▶ Fuente:
—————
Cuando mi abuelito me tomaba del brazo y me decía “vamos, mijita, acompáñeme” empezaba la aventura. Tendría una llave escondida en algún bolsillo de su terno, porque bastaba con verlo o escuchar su nombre para que se le abrieran todas las puertas. Quizá era una especie de fórmula mágica, esa forma de sonreír hasta con sus ojos grises. Hasta las puertas del Vaticano se le abrían. Y yo tan confiada de su brazo me sorprendí el día en que me negaron la entrada. Vestimenta inapropiada.

Es que yo soy esa nieta que muere de adoración por su abuelo al tiempo que cultiva una discreta, o indiscreta, opinión propia. Vivo entre la admiración por mi abuelo y abuela, y una necesidad innata de autodeterminación y búsqueda de respuestas propias. Por eso me deprimen los movimientos progres que piensan que el impulso para avanzar es ir escupiendo hacia atrás. Convencidos de que todo tiempo pasado fue peor, de que las épocas de los abuelos no fueron más que opresión, curuchupismo y patriarcado, se consideran llamados a crear el mundo de cero. Reemplazan la religión por el dogmatismo ideológico y el narcisismo arrogante.
—————
▶ Datos proporcionados:
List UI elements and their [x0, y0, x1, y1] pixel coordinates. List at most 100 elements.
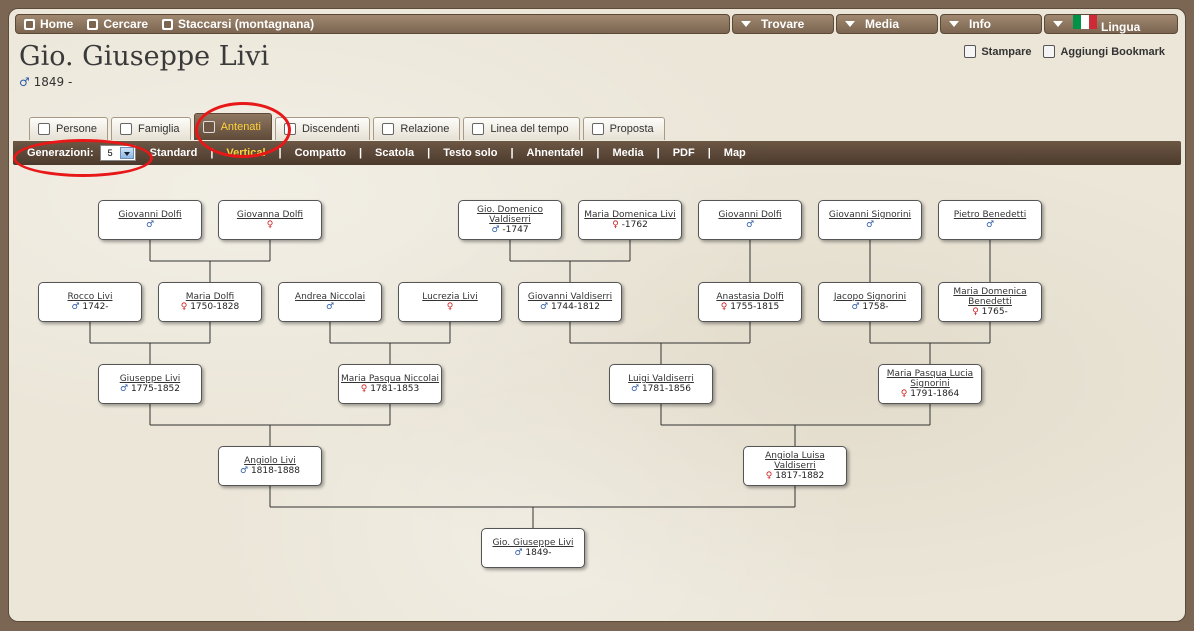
—————
▶ Ejercicios:
A - Según la fuente, ¿de qué color eran los ojos del abuelo?
B - Copia de la fuente todo lo que va desde "Es que yo soy" hasta "el narcisismo arrogante.".

▶ Soluciones por ejercicio:
A - Grises.

B -
Es que yo soy esa nieta que muere de adoración por su abuelo al tiempo que cultiva una discreta, o indiscreta, opinión propia. Vivo entre la admiración por mi abuelo y abuela, y una necesidad innata de autodeterminación y búsqueda de respuestas propias. Por eso me deprimen los movimientos progres que piensan que el impulso para avanzar es ir escupiendo hacia atrás. Convencidos de que todo tiempo pasado fue peor, de que las épocas de los abuelos no fueron más que opresión, curuchupismo y patriarcado, se consideran llamados a crear el mundo de cero. Reemplazan la religión por el dogmatismo ideológico y el narcisismo arrogante.